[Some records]
==============================

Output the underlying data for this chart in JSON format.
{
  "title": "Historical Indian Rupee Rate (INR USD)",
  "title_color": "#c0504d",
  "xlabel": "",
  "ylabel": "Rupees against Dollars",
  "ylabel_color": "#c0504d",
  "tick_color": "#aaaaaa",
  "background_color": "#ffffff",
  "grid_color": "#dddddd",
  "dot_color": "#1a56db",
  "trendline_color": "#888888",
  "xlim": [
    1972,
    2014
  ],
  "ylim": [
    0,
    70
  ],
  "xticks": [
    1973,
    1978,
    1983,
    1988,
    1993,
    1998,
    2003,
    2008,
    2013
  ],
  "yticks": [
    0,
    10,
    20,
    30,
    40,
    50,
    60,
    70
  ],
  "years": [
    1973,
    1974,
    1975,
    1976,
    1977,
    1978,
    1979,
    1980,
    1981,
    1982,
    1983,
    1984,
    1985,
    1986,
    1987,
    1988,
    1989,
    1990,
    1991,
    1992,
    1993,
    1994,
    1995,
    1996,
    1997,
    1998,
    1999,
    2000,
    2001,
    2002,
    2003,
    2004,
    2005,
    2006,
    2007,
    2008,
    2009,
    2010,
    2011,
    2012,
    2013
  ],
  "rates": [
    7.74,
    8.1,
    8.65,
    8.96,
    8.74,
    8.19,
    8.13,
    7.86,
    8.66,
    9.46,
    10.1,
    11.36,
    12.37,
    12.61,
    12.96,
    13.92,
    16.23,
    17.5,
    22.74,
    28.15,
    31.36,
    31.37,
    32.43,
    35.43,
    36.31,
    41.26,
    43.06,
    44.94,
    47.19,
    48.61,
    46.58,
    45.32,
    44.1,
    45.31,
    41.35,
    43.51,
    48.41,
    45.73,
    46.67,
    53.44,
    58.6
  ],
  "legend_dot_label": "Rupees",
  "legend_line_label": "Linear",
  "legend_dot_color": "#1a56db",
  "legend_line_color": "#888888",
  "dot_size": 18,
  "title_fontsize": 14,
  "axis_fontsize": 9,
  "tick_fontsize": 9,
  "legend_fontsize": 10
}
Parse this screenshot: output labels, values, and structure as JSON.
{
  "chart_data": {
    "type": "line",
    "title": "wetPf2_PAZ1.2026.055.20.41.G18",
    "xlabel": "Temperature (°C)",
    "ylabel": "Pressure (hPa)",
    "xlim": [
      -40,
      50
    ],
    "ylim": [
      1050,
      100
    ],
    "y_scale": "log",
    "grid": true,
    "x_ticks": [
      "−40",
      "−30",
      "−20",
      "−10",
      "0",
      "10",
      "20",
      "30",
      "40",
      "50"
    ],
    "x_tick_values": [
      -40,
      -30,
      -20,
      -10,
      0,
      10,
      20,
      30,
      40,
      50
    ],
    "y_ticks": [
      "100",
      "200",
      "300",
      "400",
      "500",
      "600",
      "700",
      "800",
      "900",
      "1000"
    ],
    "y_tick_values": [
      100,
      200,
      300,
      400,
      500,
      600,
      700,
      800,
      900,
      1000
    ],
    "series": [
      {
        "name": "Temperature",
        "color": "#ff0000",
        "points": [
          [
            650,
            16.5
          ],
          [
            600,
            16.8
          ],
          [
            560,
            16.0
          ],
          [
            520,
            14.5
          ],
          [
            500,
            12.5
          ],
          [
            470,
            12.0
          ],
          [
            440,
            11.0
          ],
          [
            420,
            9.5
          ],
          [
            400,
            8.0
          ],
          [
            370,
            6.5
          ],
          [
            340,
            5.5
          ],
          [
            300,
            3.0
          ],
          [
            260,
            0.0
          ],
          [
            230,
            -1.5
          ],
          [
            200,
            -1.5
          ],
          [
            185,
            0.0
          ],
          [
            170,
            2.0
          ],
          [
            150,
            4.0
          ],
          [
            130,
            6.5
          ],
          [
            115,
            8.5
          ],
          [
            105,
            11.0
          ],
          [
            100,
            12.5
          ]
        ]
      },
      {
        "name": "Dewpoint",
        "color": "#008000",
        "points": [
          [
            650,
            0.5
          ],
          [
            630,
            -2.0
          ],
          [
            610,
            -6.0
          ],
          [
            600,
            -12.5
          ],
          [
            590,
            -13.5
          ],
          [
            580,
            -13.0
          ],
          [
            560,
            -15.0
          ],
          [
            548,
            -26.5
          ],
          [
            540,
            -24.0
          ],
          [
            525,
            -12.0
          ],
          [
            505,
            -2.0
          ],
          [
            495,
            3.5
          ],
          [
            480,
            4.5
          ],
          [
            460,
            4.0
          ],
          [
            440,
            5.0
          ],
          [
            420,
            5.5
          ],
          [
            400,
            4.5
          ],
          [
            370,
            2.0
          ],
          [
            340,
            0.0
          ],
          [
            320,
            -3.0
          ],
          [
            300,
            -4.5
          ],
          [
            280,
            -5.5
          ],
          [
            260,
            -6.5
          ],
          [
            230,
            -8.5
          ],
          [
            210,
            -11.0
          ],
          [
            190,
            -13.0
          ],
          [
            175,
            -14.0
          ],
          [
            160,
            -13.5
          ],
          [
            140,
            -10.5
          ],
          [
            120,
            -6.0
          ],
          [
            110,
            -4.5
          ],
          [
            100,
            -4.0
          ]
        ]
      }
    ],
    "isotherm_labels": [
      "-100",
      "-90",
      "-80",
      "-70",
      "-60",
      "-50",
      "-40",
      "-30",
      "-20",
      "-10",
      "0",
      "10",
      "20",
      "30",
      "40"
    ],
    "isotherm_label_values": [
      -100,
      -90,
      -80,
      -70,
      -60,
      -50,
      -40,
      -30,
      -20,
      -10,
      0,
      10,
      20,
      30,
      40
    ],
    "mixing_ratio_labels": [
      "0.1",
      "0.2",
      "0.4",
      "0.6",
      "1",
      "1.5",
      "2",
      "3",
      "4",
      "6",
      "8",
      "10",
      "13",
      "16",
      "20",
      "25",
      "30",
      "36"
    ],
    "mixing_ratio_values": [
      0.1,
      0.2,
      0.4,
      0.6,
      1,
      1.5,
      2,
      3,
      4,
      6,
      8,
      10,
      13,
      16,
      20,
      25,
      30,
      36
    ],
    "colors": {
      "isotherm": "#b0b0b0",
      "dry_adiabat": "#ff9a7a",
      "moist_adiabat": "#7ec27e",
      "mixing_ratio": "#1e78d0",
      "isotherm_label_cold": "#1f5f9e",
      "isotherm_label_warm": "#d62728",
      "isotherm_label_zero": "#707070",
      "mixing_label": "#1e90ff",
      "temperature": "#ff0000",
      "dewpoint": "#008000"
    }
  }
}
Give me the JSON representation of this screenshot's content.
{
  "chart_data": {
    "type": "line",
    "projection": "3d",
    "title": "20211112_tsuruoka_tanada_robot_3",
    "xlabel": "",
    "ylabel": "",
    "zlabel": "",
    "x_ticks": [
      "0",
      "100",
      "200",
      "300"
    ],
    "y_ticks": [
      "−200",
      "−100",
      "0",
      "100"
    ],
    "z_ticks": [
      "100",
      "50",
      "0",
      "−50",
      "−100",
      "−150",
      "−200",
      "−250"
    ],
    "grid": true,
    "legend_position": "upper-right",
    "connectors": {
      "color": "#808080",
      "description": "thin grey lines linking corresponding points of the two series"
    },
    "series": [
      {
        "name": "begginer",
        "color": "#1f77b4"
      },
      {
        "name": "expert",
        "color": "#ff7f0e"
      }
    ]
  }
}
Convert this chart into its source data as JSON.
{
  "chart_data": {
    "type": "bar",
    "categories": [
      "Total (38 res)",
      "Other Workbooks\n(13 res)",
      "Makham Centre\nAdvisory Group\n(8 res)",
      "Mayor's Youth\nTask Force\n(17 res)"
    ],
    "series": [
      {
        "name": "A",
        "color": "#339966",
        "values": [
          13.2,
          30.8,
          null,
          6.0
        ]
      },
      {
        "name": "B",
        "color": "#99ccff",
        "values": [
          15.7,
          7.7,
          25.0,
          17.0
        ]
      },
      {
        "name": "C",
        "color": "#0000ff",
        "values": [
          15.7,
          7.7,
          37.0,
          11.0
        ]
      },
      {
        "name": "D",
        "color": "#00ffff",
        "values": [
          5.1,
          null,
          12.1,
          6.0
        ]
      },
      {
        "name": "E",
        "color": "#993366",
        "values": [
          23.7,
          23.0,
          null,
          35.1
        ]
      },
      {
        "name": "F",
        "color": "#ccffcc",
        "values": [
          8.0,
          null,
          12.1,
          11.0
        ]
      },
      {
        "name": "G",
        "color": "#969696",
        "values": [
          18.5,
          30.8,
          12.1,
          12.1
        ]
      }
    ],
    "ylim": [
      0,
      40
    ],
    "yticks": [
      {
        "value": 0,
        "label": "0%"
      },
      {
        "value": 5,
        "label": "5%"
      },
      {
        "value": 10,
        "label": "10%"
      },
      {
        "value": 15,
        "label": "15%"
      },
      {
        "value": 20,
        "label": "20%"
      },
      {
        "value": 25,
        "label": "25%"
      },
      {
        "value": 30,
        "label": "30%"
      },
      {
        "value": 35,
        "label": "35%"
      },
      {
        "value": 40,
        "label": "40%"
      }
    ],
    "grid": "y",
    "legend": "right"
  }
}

==============================

* **THE TASK**
Show all lines in the entries above where the string "this" appears.

* **FINISHED TASK**
Output the underlying data for this chart in JSON format.
Parse this screenshot: output labels, values, and structure as JSON.
Give me the JSON representation of this screenshot's content.
Convert this chart into its source data as JSON.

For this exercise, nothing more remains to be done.